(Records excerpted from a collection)
--------------------

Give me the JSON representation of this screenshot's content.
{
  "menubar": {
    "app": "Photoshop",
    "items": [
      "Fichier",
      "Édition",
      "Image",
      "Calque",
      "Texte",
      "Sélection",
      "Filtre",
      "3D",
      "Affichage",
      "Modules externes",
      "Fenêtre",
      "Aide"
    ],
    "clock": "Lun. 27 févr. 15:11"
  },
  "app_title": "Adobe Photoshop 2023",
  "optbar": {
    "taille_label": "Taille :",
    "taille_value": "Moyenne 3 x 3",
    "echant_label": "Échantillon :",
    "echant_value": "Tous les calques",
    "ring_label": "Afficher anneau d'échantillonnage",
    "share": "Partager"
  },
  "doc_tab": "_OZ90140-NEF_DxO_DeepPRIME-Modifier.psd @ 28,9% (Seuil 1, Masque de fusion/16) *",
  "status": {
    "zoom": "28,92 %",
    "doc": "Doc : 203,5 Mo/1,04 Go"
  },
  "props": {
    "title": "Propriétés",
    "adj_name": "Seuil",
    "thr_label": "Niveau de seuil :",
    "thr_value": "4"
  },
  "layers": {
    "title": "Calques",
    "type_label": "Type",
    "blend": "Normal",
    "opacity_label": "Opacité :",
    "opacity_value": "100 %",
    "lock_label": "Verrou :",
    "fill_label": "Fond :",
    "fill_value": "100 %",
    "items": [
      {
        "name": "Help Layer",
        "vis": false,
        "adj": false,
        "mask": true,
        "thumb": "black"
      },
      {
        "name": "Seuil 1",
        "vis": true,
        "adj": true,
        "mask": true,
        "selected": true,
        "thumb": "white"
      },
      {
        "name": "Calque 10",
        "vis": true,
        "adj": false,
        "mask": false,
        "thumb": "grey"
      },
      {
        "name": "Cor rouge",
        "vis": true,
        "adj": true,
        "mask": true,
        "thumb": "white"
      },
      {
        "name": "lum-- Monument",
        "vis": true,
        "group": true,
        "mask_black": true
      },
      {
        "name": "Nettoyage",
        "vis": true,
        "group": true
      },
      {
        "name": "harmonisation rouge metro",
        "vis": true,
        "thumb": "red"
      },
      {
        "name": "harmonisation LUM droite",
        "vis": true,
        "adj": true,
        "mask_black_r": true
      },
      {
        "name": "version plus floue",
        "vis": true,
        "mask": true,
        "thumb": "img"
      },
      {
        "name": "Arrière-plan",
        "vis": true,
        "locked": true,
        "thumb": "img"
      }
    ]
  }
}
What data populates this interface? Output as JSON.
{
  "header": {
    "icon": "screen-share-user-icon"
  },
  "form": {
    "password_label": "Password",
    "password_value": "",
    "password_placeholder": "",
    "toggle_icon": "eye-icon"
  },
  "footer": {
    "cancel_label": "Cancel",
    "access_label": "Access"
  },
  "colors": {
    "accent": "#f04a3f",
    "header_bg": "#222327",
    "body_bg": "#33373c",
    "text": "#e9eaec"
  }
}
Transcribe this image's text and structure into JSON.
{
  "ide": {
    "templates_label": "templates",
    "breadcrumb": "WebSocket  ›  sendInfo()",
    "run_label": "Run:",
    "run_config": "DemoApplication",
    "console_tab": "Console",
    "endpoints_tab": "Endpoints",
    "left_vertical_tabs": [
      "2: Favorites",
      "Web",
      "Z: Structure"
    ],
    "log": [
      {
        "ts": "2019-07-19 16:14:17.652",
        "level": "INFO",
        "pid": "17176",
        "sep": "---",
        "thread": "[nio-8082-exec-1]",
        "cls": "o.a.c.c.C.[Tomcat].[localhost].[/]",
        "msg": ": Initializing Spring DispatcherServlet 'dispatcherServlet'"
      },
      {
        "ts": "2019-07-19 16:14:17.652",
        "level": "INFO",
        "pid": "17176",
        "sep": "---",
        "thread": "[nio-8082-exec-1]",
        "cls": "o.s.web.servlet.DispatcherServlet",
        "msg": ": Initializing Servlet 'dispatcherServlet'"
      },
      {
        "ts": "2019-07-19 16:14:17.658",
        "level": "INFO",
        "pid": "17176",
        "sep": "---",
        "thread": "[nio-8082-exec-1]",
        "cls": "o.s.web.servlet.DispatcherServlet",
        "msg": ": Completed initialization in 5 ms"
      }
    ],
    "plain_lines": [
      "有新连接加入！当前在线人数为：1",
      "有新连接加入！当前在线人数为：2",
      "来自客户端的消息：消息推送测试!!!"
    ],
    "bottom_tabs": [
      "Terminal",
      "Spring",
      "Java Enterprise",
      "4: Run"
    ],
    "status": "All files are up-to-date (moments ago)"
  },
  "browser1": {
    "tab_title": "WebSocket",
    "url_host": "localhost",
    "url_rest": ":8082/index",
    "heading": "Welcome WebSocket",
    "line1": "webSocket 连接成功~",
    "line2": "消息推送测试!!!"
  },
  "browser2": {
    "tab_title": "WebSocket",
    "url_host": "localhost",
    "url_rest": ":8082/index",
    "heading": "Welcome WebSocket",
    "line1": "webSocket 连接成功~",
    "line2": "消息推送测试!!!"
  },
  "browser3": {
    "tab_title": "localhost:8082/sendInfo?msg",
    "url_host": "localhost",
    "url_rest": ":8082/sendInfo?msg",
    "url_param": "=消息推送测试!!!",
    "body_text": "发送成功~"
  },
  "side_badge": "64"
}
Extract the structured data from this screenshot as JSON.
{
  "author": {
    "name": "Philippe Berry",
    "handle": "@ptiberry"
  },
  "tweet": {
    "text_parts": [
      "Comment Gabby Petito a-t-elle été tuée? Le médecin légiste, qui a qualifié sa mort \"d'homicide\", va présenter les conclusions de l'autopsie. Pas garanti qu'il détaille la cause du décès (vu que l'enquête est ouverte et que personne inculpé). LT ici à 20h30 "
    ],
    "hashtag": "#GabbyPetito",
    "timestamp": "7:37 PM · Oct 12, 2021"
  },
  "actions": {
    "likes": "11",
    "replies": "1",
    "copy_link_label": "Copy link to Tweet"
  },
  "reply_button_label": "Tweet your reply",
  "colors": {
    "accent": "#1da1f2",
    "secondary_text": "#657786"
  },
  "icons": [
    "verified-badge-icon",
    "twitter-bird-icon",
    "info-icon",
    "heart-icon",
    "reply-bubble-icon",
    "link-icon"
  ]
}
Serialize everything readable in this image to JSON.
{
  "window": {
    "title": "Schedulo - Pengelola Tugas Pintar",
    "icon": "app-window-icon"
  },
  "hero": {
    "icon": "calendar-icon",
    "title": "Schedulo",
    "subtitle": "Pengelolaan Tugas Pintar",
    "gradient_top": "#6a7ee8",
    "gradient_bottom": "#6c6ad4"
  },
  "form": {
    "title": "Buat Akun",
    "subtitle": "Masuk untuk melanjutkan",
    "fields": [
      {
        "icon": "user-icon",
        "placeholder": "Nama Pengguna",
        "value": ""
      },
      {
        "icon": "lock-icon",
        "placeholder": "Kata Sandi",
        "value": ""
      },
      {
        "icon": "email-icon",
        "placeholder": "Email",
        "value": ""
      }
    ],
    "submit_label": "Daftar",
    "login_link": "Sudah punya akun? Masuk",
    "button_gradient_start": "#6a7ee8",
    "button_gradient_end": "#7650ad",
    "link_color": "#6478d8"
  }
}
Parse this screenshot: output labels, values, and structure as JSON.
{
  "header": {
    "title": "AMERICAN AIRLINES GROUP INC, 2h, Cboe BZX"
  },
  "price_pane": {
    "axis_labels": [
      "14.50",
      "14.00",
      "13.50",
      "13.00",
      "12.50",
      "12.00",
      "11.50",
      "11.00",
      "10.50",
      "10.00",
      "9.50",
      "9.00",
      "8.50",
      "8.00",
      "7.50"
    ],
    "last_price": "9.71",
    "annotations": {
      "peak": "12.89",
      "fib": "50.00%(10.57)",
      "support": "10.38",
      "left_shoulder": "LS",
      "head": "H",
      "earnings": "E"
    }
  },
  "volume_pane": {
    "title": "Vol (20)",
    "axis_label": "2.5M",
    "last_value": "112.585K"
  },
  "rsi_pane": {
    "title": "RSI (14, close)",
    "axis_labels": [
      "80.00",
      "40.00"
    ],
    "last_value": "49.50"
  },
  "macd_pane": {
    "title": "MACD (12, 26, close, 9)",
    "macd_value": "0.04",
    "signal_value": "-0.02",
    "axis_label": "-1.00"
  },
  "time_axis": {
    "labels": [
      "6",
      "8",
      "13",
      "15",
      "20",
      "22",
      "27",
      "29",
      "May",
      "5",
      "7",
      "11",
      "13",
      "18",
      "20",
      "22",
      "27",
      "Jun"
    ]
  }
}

--------------------

**What the task requires**.
Repeat exactly, and only, the lines of the records above, starting with the line that contains "Parse this screenshot: output" and ending with the final line, both included.

**The reply**.
Parse this screenshot: output labels, values, and structure as JSON.
{
  "header": {
    "title": "AMERICAN AIRLINES GROUP INC, 2h, Cboe BZX"
  },
  "price_pane": {
    "axis_labels": [
      "14.50",
      "14.00",
      "13.50",
      "13.00",
      "12.50",
      "12.00",
      "11.50",
      "11.00",
      "10.50",
      "10.00",
      "9.50",
      "9.00",
      "8.50",
      "8.00",
      "7.50"
    ],
    "last_price": "9.71",
    "annotations": {
      "peak": "12.89",
      "fib": "50.00%(10.57)",
      "support": "10.38",
      "left_shoulder": "LS",
      "head": "H",
      "earnings": "E"
    }
  },
  "volume_pane": {
    "title": "Vol (20)",
    "axis_label": "2.5M",
    "last_value": "112.585K"
  },
  "rsi_pane": {
    "title": "RSI (14, close)",
    "axis_labels": [
      "80.00",
      "40.00"
    ],
    "last_value": "49.50"
  },
  "macd_pane": {
    "title": "MACD (12, 26, close, 9)",
    "macd_value": "0.04",
    "signal_value": "-0.02",
    "axis_label": "-1.00"
  },
  "time_axis": {
    "labels": [
      "6",
      "8",
      "13",
      "15",
      "20",
      "22",
      "27",
      "29",
      "May",
      "5",
      "7",
      "11",
      "13",
      "18",
      "20",
      "22",
      "27",
      "Jun"
    ]
  }
}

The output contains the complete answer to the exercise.